[Spatial annotation records]

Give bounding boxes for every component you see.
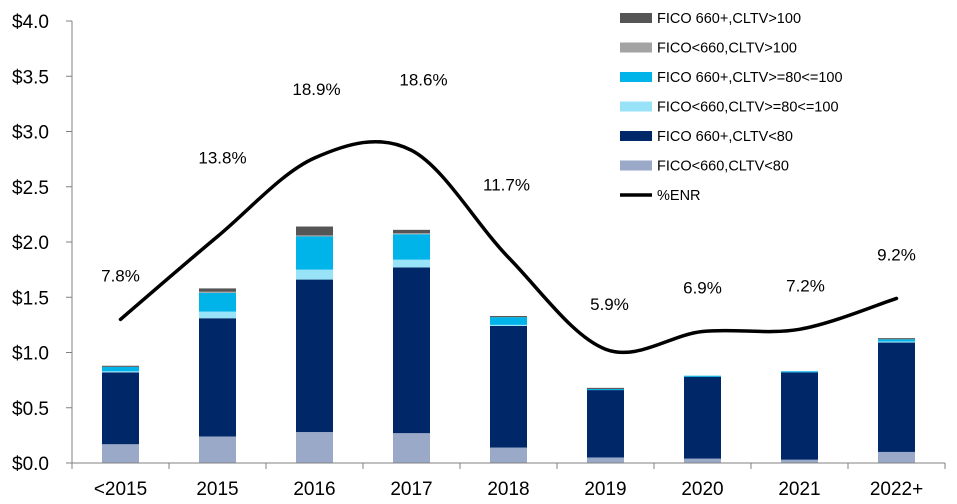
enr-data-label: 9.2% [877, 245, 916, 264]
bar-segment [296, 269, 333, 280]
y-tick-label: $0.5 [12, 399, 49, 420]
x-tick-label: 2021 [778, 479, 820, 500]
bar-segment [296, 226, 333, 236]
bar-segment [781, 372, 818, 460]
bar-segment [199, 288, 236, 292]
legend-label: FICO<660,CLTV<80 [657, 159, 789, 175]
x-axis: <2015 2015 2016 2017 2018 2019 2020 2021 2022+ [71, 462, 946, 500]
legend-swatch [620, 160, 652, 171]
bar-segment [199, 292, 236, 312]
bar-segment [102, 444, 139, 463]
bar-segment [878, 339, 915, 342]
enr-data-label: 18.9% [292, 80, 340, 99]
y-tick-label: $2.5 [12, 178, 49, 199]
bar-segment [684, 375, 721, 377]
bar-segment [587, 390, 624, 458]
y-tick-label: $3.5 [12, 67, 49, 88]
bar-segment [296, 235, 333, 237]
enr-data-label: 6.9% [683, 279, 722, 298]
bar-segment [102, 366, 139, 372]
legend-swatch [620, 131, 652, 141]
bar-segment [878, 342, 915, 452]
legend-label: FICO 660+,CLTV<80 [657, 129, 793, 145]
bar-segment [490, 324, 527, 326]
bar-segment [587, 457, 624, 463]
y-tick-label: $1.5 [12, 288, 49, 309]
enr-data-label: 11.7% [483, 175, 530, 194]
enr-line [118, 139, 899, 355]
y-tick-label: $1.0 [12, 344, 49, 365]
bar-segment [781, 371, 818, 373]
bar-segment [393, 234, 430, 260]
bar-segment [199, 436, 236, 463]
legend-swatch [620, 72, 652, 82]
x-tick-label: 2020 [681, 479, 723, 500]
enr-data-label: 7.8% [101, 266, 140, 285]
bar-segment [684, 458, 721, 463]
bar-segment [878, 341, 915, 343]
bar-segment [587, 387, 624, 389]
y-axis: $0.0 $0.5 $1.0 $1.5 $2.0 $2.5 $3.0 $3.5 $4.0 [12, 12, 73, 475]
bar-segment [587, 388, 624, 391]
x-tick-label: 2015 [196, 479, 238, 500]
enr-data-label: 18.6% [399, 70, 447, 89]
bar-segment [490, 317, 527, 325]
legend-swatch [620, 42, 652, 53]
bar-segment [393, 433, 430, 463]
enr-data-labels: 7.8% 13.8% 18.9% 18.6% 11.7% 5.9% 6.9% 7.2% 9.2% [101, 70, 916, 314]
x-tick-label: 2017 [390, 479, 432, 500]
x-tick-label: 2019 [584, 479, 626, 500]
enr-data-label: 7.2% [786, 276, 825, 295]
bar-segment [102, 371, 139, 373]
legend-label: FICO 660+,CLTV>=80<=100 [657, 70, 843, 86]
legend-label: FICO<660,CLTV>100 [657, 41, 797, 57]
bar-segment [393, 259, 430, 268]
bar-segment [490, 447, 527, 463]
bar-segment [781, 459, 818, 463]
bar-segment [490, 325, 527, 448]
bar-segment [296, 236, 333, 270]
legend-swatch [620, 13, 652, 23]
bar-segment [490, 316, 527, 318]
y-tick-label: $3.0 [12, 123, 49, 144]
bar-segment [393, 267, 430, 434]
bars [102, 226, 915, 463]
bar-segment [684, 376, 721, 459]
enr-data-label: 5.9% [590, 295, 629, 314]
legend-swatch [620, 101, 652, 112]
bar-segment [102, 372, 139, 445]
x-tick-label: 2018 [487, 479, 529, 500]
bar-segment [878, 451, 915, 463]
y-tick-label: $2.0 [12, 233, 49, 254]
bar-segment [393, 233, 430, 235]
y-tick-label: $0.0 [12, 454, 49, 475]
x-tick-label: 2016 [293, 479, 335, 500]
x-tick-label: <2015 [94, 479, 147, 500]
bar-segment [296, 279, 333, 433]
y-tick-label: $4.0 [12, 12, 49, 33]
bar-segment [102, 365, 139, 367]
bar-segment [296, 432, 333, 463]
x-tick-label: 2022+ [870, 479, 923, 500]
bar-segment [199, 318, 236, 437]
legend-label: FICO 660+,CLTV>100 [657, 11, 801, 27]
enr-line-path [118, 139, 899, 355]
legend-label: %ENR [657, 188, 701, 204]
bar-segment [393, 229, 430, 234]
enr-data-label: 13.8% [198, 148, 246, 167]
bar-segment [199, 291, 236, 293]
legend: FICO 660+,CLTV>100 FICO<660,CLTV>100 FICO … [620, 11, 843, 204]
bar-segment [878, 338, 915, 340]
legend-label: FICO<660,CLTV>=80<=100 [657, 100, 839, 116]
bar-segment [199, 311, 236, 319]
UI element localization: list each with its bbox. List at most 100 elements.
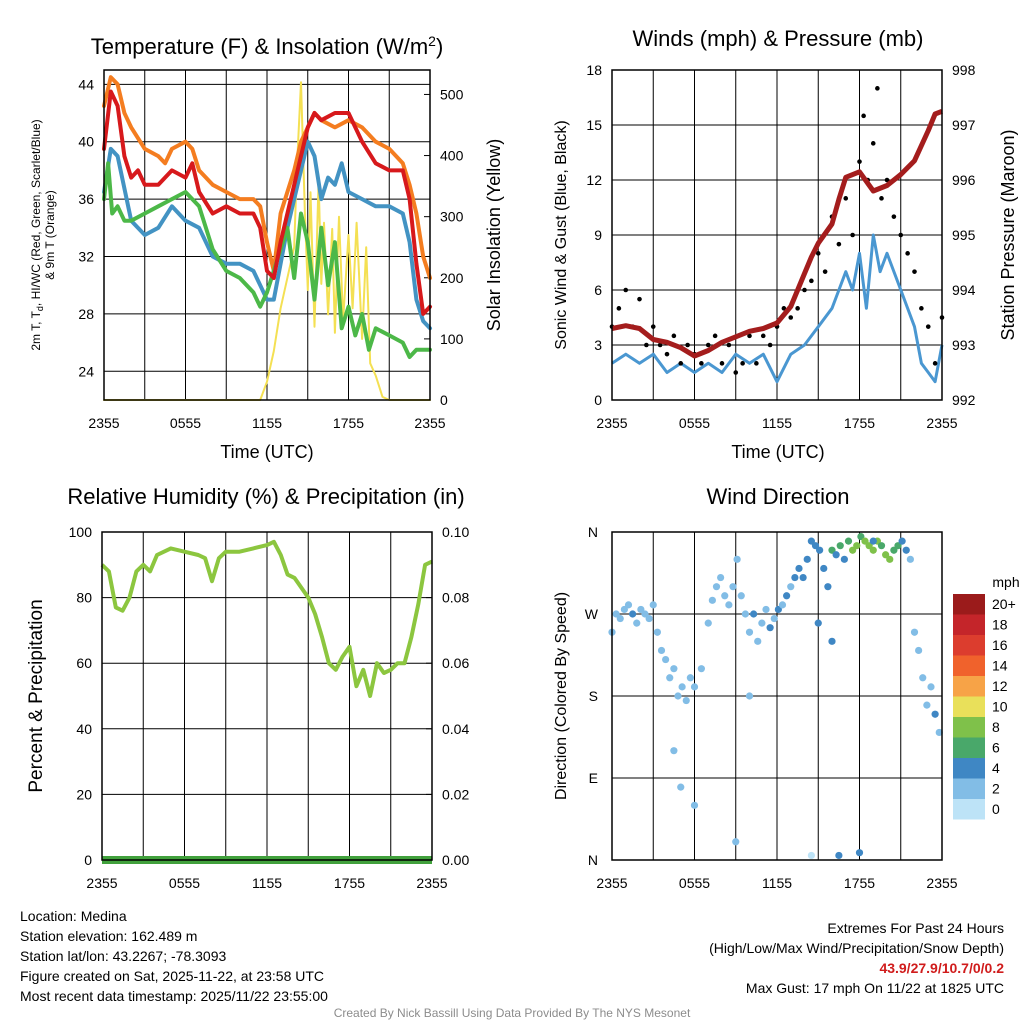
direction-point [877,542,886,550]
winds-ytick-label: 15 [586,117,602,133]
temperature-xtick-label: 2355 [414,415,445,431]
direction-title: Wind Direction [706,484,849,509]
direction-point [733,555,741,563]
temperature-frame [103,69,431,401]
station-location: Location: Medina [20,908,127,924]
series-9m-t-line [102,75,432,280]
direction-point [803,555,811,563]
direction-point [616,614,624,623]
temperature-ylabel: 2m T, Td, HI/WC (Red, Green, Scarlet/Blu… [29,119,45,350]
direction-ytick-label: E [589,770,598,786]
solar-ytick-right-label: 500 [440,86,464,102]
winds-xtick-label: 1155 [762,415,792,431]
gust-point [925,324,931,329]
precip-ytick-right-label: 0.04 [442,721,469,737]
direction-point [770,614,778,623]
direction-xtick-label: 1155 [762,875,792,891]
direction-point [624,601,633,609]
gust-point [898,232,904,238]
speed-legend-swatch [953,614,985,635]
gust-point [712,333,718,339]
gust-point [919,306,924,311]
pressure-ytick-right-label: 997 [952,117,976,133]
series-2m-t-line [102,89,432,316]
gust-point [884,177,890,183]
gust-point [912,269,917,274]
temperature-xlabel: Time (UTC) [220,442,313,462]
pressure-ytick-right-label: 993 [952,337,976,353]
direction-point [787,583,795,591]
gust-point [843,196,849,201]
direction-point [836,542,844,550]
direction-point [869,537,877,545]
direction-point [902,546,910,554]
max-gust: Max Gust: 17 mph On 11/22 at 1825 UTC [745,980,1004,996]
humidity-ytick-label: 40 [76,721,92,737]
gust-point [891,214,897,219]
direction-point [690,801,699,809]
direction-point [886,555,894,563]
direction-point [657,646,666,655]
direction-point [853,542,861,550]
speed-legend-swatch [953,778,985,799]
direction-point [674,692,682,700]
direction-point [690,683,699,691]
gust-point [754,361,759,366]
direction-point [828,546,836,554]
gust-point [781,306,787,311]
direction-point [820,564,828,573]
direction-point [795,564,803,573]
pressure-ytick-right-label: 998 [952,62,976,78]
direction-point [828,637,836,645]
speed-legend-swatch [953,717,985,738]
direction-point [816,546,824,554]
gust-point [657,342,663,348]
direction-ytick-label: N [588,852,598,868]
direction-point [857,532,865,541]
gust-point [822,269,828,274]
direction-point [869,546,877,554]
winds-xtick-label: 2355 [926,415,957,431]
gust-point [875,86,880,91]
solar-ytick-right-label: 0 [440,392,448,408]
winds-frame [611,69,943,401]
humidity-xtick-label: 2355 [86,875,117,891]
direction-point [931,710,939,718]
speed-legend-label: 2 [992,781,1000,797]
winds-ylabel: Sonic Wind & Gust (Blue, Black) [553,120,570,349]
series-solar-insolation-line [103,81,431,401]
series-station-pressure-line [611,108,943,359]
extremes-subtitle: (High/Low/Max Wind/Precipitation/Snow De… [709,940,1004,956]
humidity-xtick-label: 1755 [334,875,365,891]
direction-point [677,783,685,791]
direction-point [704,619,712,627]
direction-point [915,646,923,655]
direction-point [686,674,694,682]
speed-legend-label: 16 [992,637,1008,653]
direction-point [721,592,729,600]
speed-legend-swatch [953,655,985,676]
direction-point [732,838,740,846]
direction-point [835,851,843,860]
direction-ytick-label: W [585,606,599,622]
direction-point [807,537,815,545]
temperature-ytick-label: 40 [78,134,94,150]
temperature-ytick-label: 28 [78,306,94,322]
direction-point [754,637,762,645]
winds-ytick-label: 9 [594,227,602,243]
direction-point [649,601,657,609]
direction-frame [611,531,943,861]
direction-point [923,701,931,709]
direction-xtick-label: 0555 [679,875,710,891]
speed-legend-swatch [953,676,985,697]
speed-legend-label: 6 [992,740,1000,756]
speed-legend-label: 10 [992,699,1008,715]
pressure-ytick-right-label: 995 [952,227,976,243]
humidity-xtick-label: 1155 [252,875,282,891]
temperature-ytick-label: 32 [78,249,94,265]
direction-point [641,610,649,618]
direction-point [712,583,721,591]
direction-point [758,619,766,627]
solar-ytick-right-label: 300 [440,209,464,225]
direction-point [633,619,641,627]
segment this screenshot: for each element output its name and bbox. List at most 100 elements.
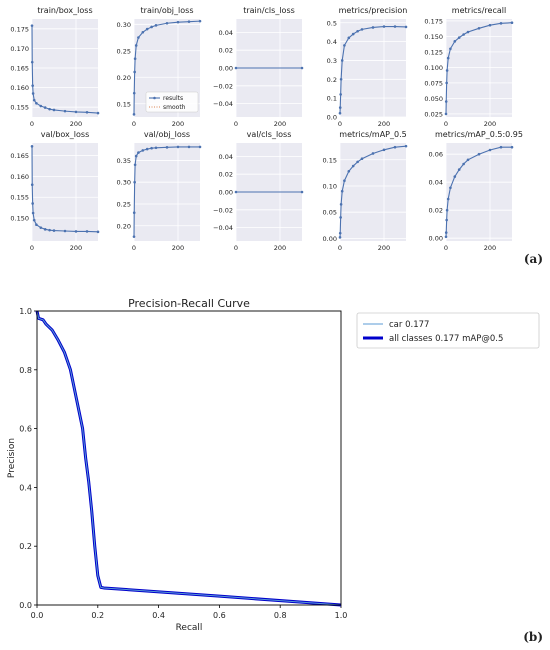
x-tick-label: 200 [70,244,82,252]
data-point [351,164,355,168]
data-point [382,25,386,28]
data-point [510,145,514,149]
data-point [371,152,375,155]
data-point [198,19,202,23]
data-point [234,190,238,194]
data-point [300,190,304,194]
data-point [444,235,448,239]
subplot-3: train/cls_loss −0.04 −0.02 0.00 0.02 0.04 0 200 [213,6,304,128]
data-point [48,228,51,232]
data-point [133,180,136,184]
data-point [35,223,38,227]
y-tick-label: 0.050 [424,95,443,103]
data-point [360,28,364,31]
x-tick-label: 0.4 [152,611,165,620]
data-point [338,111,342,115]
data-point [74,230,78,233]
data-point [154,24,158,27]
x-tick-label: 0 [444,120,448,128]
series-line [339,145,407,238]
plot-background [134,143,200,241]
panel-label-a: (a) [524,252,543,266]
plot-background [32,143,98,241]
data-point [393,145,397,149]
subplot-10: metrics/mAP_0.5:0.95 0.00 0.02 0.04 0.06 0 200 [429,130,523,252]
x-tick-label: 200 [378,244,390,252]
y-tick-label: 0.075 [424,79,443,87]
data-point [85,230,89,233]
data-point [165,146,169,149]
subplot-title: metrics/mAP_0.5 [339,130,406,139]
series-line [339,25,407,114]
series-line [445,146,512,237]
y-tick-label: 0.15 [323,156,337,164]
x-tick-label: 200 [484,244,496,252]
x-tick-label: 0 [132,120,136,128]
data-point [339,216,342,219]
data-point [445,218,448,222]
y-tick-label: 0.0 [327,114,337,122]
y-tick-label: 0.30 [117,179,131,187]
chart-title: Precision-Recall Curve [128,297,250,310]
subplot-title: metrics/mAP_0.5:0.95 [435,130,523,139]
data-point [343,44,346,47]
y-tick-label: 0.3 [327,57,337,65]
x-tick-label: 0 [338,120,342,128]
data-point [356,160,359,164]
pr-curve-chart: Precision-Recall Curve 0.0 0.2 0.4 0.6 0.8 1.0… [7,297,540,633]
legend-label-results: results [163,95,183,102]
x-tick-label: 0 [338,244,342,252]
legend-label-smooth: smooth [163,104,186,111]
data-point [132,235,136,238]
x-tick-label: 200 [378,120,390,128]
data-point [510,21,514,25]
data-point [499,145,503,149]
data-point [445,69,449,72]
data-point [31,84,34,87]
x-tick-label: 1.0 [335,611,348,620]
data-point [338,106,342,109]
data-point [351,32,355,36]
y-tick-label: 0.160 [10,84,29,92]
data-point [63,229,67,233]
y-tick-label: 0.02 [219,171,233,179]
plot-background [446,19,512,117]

[Task to complete]
Convert the lines of the material between the line containing "x-tick-label: 200 [70,244,82,252]" and the line containing "data-point [393,145,397,149]", inclusive, into a JSON list of strings with one string per line, leaving out blank lines.

[Exercise output]
[
  "x-tick-label: 200 [70,244,82,252]",
  "data-point [351,164,355,168]",
  "data-point [382,25,386,28]",
  "data-point [510,145,514,149]",
  "data-point [371,152,375,155]",
  "data-point [198,19,202,23]",
  "data-point [234,190,238,194]",
  "data-point [300,190,304,194]",
  "data-point [444,235,448,239]",
  "subplot-3: train/cls_loss −0.04 −0.02 0.00 0.02 0.04 0 200 [213,6,304,128]",
  "data-point [48,228,51,232]",
  "data-point [133,180,136,184]",
  "data-point [35,223,38,227]",
  "y-tick-label: 0.050 [424,95,443,103]",
  "data-point [360,28,364,31]",
  "x-tick-label: 0.4 [152,611,165,620]",
  "data-point [338,111,342,115]",
  "data-point [74,230,78,233]",
  "data-point [154,24,158,27]",
  "x-tick-label: 0 [444,120,448,128]",
  "series-line [339,145,407,238]",
  "plot-background [134,143,200,241]",
  "panel-label-a: (a) [524,252,543,266]",
  "plot-background [32,143,98,241]",
  "data-point [393,145,397,149]"
]